__Requirements__. Leaving out all images, write out the records that follow exactly.

__Dataset rows about figures__.

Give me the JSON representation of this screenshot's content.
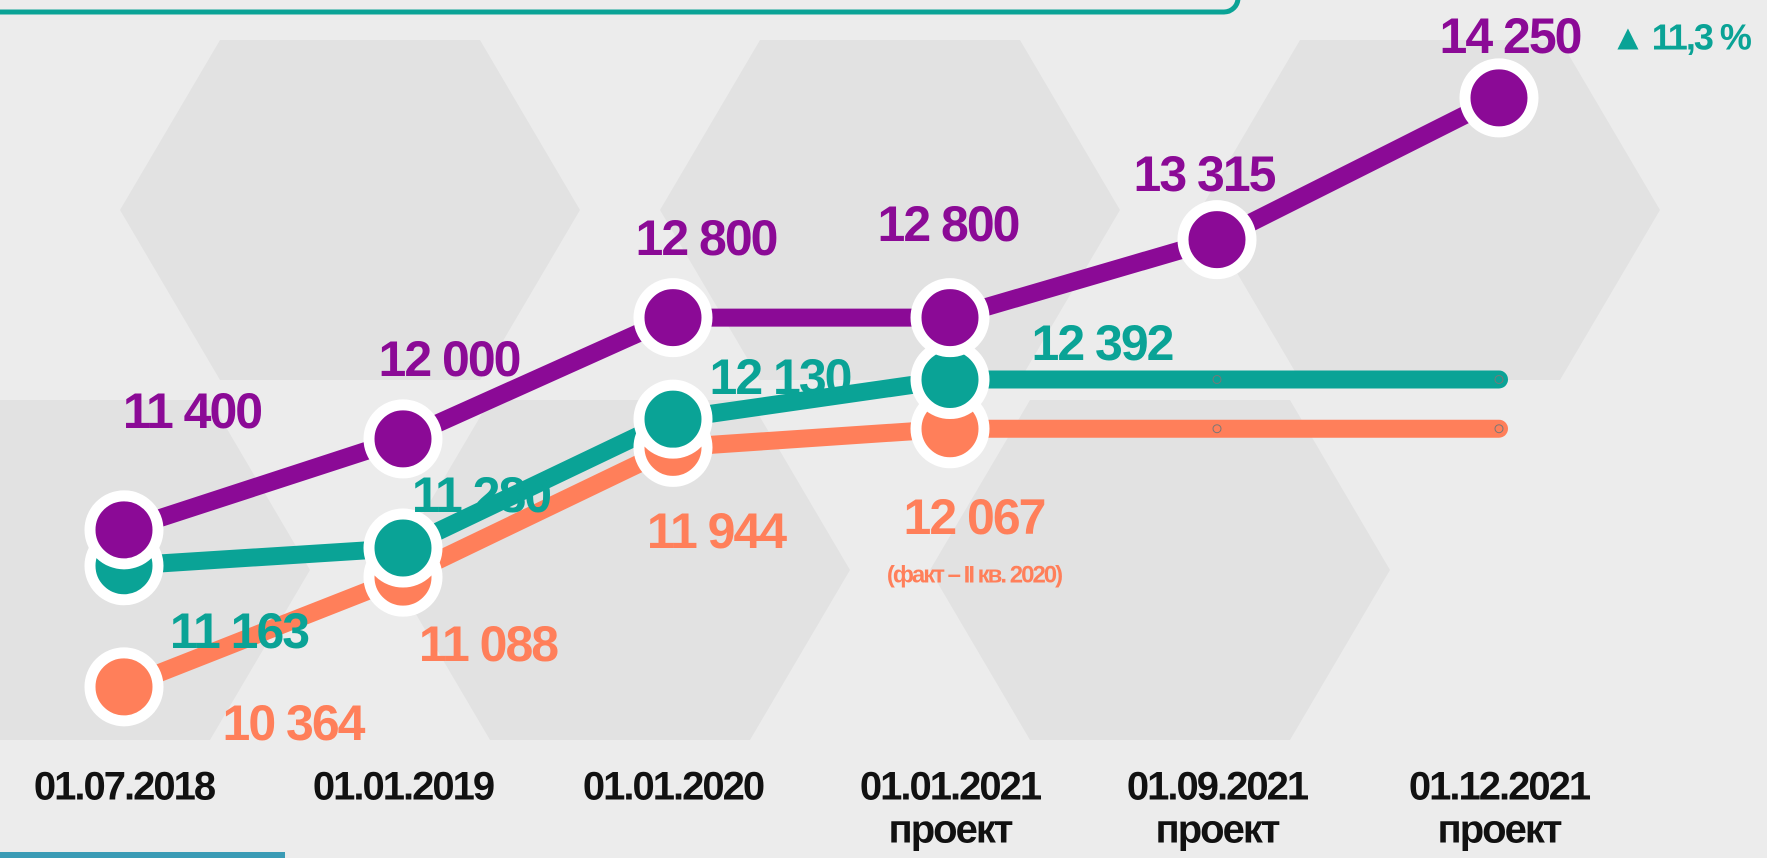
{
  "chart_data": {
    "type": "line",
    "categories": [
      "01.07.2018",
      "01.01.2019",
      "01.01.2020",
      "01.01.2021",
      "01.09.2021",
      "01.12.2021"
    ],
    "category_notes": [
      null,
      null,
      null,
      "проект",
      "проект",
      "проект"
    ],
    "ylim": [
      10000,
      14500
    ],
    "series": [
      {
        "name": "purple",
        "color": "#8b0a96",
        "values": [
          11400,
          12000,
          12800,
          12800,
          13315,
          14250
        ],
        "value_labels": [
          "11 400",
          "12 000",
          "12 800",
          "12 800",
          "13 315",
          "14 250"
        ]
      },
      {
        "name": "teal",
        "color": "#0aa396",
        "values": [
          11163,
          11280,
          12130,
          12392,
          12392,
          12392
        ],
        "value_labels": [
          "11 163",
          "11 280",
          "12 130",
          "12 392",
          null,
          null
        ]
      },
      {
        "name": "orange",
        "color": "#ff7f5a",
        "values": [
          10364,
          11088,
          11944,
          12067,
          12067,
          12067
        ],
        "value_labels": [
          "10 364",
          "11 088",
          "11 944",
          "12 067",
          null,
          null
        ]
      }
    ],
    "annotations": [
      "(факт – II кв. 2020)",
      "▲ 11,3 %"
    ]
  }
}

__Answer to the exercise__.
Give me the JSON representation of this screenshot's content.
{
  "chart_data": {
    "type": "line",
    "categories": [
      "01.07.2018",
      "01.01.2019",
      "01.01.2020",
      "01.01.2021",
      "01.09.2021",
      "01.12.2021"
    ],
    "category_notes": [
      null,
      null,
      null,
      "проект",
      "проект",
      "проект"
    ],
    "ylim": [
      10000,
      14500
    ],
    "series": [
      {
        "name": "purple",
        "color": "#8b0a96",
        "values": [
          11400,
          12000,
          12800,
          12800,
          13315,
          14250
        ],
        "value_labels": [
          "11 400",
          "12 000",
          "12 800",
          "12 800",
          "13 315",
          "14 250"
        ]
      },
      {
        "name": "teal",
        "color": "#0aa396",
        "values": [
          11163,
          11280,
          12130,
          12392,
          12392,
          12392
        ],
        "value_labels": [
          "11 163",
          "11 280",
          "12 130",
          "12 392",
          null,
          null
        ]
      },
      {
        "name": "orange",
        "color": "#ff7f5a",
        "values": [
          10364,
          11088,
          11944,
          12067,
          12067,
          12067
        ],
        "value_labels": [
          "10 364",
          "11 088",
          "11 944",
          "12 067",
          null,
          null
        ]
      }
    ],
    "annotations": [
      "(факт – II кв. 2020)",
      "▲ 11,3 %"
    ]
  }
}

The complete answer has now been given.